Figure contents as structured data:
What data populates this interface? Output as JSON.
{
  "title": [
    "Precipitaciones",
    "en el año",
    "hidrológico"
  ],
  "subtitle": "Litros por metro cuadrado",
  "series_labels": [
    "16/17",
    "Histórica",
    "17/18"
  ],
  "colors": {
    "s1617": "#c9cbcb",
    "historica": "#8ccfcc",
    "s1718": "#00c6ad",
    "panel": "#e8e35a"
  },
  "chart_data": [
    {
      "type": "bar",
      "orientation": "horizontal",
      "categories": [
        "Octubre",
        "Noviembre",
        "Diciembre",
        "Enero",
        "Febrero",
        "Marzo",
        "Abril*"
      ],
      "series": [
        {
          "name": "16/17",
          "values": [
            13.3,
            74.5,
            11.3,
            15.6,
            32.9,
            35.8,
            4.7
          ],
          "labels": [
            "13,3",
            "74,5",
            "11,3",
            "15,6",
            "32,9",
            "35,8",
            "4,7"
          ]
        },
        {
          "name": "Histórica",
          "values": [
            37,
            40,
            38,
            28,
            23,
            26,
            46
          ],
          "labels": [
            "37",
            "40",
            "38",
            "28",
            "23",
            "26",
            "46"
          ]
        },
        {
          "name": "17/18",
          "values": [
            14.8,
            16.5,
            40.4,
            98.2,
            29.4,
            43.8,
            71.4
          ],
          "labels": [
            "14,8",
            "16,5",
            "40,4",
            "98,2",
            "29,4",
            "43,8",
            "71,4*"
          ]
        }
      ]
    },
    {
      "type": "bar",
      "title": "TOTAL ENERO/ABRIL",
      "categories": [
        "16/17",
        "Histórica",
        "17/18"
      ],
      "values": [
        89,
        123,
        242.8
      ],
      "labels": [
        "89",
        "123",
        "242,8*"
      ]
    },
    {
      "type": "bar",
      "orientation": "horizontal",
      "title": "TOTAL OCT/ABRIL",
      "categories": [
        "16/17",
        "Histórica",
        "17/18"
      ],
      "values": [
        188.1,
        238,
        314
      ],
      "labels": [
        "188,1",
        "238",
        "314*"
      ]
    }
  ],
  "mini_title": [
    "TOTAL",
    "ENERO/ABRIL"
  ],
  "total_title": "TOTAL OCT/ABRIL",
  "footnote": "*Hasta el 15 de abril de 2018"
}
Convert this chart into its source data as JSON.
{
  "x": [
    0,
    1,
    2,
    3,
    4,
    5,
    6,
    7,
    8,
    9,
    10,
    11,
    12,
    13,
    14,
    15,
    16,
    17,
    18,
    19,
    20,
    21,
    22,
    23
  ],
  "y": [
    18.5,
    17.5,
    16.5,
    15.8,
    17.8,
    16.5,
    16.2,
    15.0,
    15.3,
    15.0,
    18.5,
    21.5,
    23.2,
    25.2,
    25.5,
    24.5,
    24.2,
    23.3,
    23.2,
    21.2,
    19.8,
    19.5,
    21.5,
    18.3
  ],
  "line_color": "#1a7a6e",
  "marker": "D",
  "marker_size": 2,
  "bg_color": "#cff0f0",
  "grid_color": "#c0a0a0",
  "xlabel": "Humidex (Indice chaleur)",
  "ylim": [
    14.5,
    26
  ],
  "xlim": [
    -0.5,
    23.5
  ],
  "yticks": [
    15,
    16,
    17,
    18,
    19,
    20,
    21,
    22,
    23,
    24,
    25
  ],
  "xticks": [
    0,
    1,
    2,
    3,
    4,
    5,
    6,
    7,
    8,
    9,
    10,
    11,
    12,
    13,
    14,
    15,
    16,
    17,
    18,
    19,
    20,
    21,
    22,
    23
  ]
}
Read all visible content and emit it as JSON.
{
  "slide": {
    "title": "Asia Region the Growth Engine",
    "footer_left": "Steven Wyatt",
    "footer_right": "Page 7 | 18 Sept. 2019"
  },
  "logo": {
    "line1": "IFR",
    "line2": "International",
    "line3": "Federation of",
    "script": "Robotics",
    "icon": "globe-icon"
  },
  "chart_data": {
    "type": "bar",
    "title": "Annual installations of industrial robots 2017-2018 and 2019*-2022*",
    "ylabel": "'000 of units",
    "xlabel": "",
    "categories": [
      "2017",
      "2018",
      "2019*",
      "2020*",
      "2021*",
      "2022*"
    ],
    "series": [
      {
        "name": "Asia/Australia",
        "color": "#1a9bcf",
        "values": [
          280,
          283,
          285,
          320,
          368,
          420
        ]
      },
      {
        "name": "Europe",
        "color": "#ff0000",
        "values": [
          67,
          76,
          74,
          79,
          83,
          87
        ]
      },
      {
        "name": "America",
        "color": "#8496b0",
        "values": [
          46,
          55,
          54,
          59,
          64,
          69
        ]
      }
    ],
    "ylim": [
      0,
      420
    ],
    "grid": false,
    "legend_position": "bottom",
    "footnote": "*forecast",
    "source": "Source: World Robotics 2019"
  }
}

# Given problem
Reproduce the data, keeping every line exactly the same.

# Final answer
What data populates this interface? Output as JSON.
{
  "title": [
    "Precipitaciones",
    "en el año",
    "hidrológico"
  ],
  "subtitle": "Litros por metro cuadrado",
  "series_labels": [
    "16/17",
    "Histórica",
    "17/18"
  ],
  "colors": {
    "s1617": "#c9cbcb",
    "historica": "#8ccfcc",
    "s1718": "#00c6ad",
    "panel": "#e8e35a"
  },
  "chart_data": [
    {
      "type": "bar",
      "orientation": "horizontal",
      "categories": [
        "Octubre",
        "Noviembre",
        "Diciembre",
        "Enero",
        "Febrero",
        "Marzo",
        "Abril*"
      ],
      "series": [
        {
          "name": "16/17",
          "values": [
            13.3,
            74.5,
            11.3,
            15.6,
            32.9,
            35.8,
            4.7
          ],
          "labels": [
            "13,3",
            "74,5",
            "11,3",
            "15,6",
            "32,9",
            "35,8",
            "4,7"
          ]
        },
        {
          "name": "Histórica",
          "values": [
            37,
            40,
            38,
            28,
            23,
            26,
            46
          ],
          "labels": [
            "37",
            "40",
            "38",
            "28",
            "23",
            "26",
            "46"
          ]
        },
        {
          "name": "17/18",
          "values": [
            14.8,
            16.5,
            40.4,
            98.2,
            29.4,
            43.8,
            71.4
          ],
          "labels": [
            "14,8",
            "16,5",
            "40,4",
            "98,2",
            "29,4",
            "43,8",
            "71,4*"
          ]
        }
      ]
    },
    {
      "type": "bar",
      "title": "TOTAL ENERO/ABRIL",
      "categories": [
        "16/17",
        "Histórica",
        "17/18"
      ],
      "values": [
        89,
        123,
        242.8
      ],
      "labels": [
        "89",
        "123",
        "242,8*"
      ]
    },
    {
      "type": "bar",
      "orientation": "horizontal",
      "title": "TOTAL OCT/ABRIL",
      "categories": [
        "16/17",
        "Histórica",
        "17/18"
      ],
      "values": [
        188.1,
        238,
        314
      ],
      "labels": [
        "188,1",
        "238",
        "314*"
      ]
    }
  ],
  "mini_title": [
    "TOTAL",
    "ENERO/ABRIL"
  ],
  "total_title": "TOTAL OCT/ABRIL",
  "footnote": "*Hasta el 15 de abril de 2018"
}
Convert this chart into its source data as JSON.
{
  "x": [
    0,
    1,
    2,
    3,
    4,
    5,
    6,
    7,
    8,
    9,
    10,
    11,
    12,
    13,
    14,
    15,
    16,
    17,
    18,
    19,
    20,
    21,
    22,
    23
  ],
  "y": [
    18.5,
    17.5,
    16.5,
    15.8,
    17.8,
    16.5,
    16.2,
    15.0,
    15.3,
    15.0,
    18.5,
    21.5,
    23.2,
    25.2,
    25.5,
    24.5,
    24.2,
    23.3,
    23.2,
    21.2,
    19.8,
    19.5,
    21.5,
    18.3
  ],
  "line_color": "#1a7a6e",
  "marker": "D",
  "marker_size": 2,
  "bg_color": "#cff0f0",
  "grid_color": "#c0a0a0",
  "xlabel": "Humidex (Indice chaleur)",
  "ylim": [
    14.5,
    26
  ],
  "xlim": [
    -0.5,
    23.5
  ],
  "yticks": [
    15,
    16,
    17,
    18,
    19,
    20,
    21,
    22,
    23,
    24,
    25
  ],
  "xticks": [
    0,
    1,
    2,
    3,
    4,
    5,
    6,
    7,
    8,
    9,
    10,
    11,
    12,
    13,
    14,
    15,
    16,
    17,
    18,
    19,
    20,
    21,
    22,
    23
  ]
}
Read all visible content and emit it as JSON.
{
  "slide": {
    "title": "Asia Region the Growth Engine",
    "footer_left": "Steven Wyatt",
    "footer_right": "Page 7 | 18 Sept. 2019"
  },
  "logo": {
    "line1": "IFR",
    "line2": "International",
    "line3": "Federation of",
    "script": "Robotics",
    "icon": "globe-icon"
  },
  "chart_data": {
    "type": "bar",
    "title": "Annual installations of industrial robots 2017-2018 and 2019*-2022*",
    "ylabel": "'000 of units",
    "xlabel": "",
    "categories": [
      "2017",
      "2018",
      "2019*",
      "2020*",
      "2021*",
      "2022*"
    ],
    "series": [
      {
        "name": "Asia/Australia",
        "color": "#1a9bcf",
        "values": [
          280,
          283,
          285,
          320,
          368,
          420
        ]
      },
      {
        "name": "Europe",
        "color": "#ff0000",
        "values": [
          67,
          76,
          74,
          79,
          83,
          87
        ]
      },
      {
        "name": "America",
        "color": "#8496b0",
        "values": [
          46,
          55,
          54,
          59,
          64,
          69
        ]
      }
    ],
    "ylim": [
      0,
      420
    ],
    "grid": false,
    "legend_position": "bottom",
    "footnote": "*forecast",
    "source": "Source: World Robotics 2019"
  }
}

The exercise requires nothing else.